Your instructions: Write every line out verbatim and omit the pictures.

Entries supplied:
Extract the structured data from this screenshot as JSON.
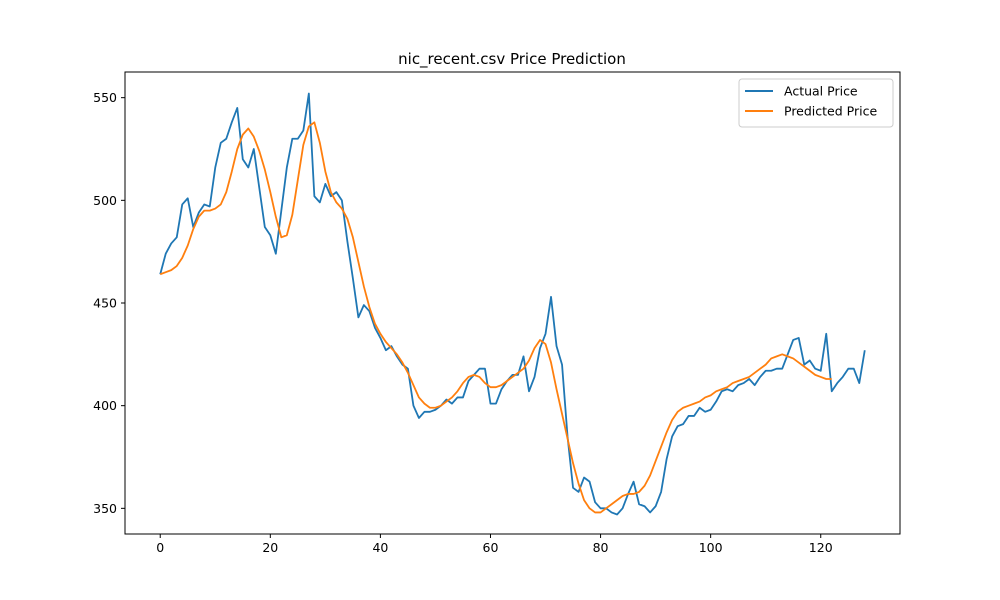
{
  "chart_data": {
    "type": "line",
    "title": "nic_recent.csv Price Prediction",
    "xlabel": "",
    "ylabel": "",
    "xlim": [
      -6.4,
      134.4
    ],
    "ylim": [
      337.5,
      562.5
    ],
    "xticks": [
      0,
      20,
      40,
      60,
      80,
      100,
      120
    ],
    "yticks": [
      350,
      400,
      450,
      500,
      550
    ],
    "grid": false,
    "legend": {
      "placement": "top-right"
    },
    "series": [
      {
        "name": "Actual Price",
        "color": "#1f77b4",
        "values": [
          464,
          474,
          479,
          482,
          498,
          501,
          487,
          494,
          498,
          497,
          516,
          528,
          530,
          538,
          545,
          520,
          516,
          525,
          506,
          487,
          483,
          474,
          495,
          516,
          530,
          530,
          534,
          552,
          502,
          499,
          508,
          502,
          504,
          500,
          480,
          462,
          443,
          449,
          446,
          438,
          433,
          427,
          429,
          424,
          420,
          418,
          400,
          394,
          397,
          397,
          398,
          400,
          403,
          401,
          404,
          404,
          412,
          415,
          418,
          418,
          401,
          401,
          408,
          412,
          415,
          415,
          424,
          407,
          414,
          428,
          435,
          453,
          429,
          420,
          385,
          360,
          358,
          365,
          363,
          353,
          350,
          350,
          348,
          347,
          350,
          357,
          363,
          352,
          351,
          348,
          351,
          358,
          374,
          385,
          390,
          391,
          395,
          395,
          399,
          397,
          398,
          402,
          407,
          408,
          407,
          410,
          411,
          413,
          410,
          414,
          417,
          417,
          418,
          418,
          425,
          432,
          433,
          420,
          422,
          418,
          417,
          435,
          407,
          411,
          414,
          418,
          418,
          411,
          427
        ]
      },
      {
        "name": "Predicted Price",
        "color": "#ff7f0e",
        "values": [
          464,
          465,
          466,
          468,
          472,
          478,
          486,
          492,
          495,
          495,
          496,
          498,
          504,
          514,
          525,
          532,
          535,
          531,
          524,
          515,
          504,
          492,
          482,
          483,
          493,
          510,
          527,
          536,
          538,
          528,
          514,
          504,
          499,
          496,
          491,
          482,
          470,
          458,
          448,
          440,
          435,
          431,
          428,
          425,
          421,
          416,
          410,
          404,
          401,
          399,
          399,
          400,
          402,
          404,
          407,
          411,
          414,
          415,
          414,
          411,
          409,
          409,
          410,
          412,
          414,
          416,
          418,
          422,
          428,
          432,
          430,
          421,
          408,
          396,
          384,
          372,
          362,
          354,
          350,
          348,
          348,
          350,
          352,
          354,
          356,
          357,
          357,
          358,
          361,
          366,
          373,
          380,
          387,
          393,
          397,
          399,
          400,
          401,
          402,
          404,
          405,
          407,
          408,
          409,
          411,
          412,
          413,
          414,
          416,
          418,
          420,
          423,
          424,
          425,
          424,
          423,
          421,
          419,
          417,
          415,
          414,
          413,
          413
        ],
        "x_start": 0
      }
    ]
  }
}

Reply to the exercise:
Extract the structured data from this screenshot as JSON.
{
  "chart_data": {
    "type": "line",
    "title": "nic_recent.csv Price Prediction",
    "xlabel": "",
    "ylabel": "",
    "xlim": [
      -6.4,
      134.4
    ],
    "ylim": [
      337.5,
      562.5
    ],
    "xticks": [
      0,
      20,
      40,
      60,
      80,
      100,
      120
    ],
    "yticks": [
      350,
      400,
      450,
      500,
      550
    ],
    "grid": false,
    "legend": {
      "placement": "top-right"
    },
    "series": [
      {
        "name": "Actual Price",
        "color": "#1f77b4",
        "values": [
          464,
          474,
          479,
          482,
          498,
          501,
          487,
          494,
          498,
          497,
          516,
          528,
          530,
          538,
          545,
          520,
          516,
          525,
          506,
          487,
          483,
          474,
          495,
          516,
          530,
          530,
          534,
          552,
          502,
          499,
          508,
          502,
          504,
          500,
          480,
          462,
          443,
          449,
          446,
          438,
          433,
          427,
          429,
          424,
          420,
          418,
          400,
          394,
          397,
          397,
          398,
          400,
          403,
          401,
          404,
          404,
          412,
          415,
          418,
          418,
          401,
          401,
          408,
          412,
          415,
          415,
          424,
          407,
          414,
          428,
          435,
          453,
          429,
          420,
          385,
          360,
          358,
          365,
          363,
          353,
          350,
          350,
          348,
          347,
          350,
          357,
          363,
          352,
          351,
          348,
          351,
          358,
          374,
          385,
          390,
          391,
          395,
          395,
          399,
          397,
          398,
          402,
          407,
          408,
          407,
          410,
          411,
          413,
          410,
          414,
          417,
          417,
          418,
          418,
          425,
          432,
          433,
          420,
          422,
          418,
          417,
          435,
          407,
          411,
          414,
          418,
          418,
          411,
          427
        ]
      },
      {
        "name": "Predicted Price",
        "color": "#ff7f0e",
        "values": [
          464,
          465,
          466,
          468,
          472,
          478,
          486,
          492,
          495,
          495,
          496,
          498,
          504,
          514,
          525,
          532,
          535,
          531,
          524,
          515,
          504,
          492,
          482,
          483,
          493,
          510,
          527,
          536,
          538,
          528,
          514,
          504,
          499,
          496,
          491,
          482,
          470,
          458,
          448,
          440,
          435,
          431,
          428,
          425,
          421,
          416,
          410,
          404,
          401,
          399,
          399,
          400,
          402,
          404,
          407,
          411,
          414,
          415,
          414,
          411,
          409,
          409,
          410,
          412,
          414,
          416,
          418,
          422,
          428,
          432,
          430,
          421,
          408,
          396,
          384,
          372,
          362,
          354,
          350,
          348,
          348,
          350,
          352,
          354,
          356,
          357,
          357,
          358,
          361,
          366,
          373,
          380,
          387,
          393,
          397,
          399,
          400,
          401,
          402,
          404,
          405,
          407,
          408,
          409,
          411,
          412,
          413,
          414,
          416,
          418,
          420,
          423,
          424,
          425,
          424,
          423,
          421,
          419,
          417,
          415,
          414,
          413,
          413
        ],
        "x_start": 0
      }
    ]
  }
}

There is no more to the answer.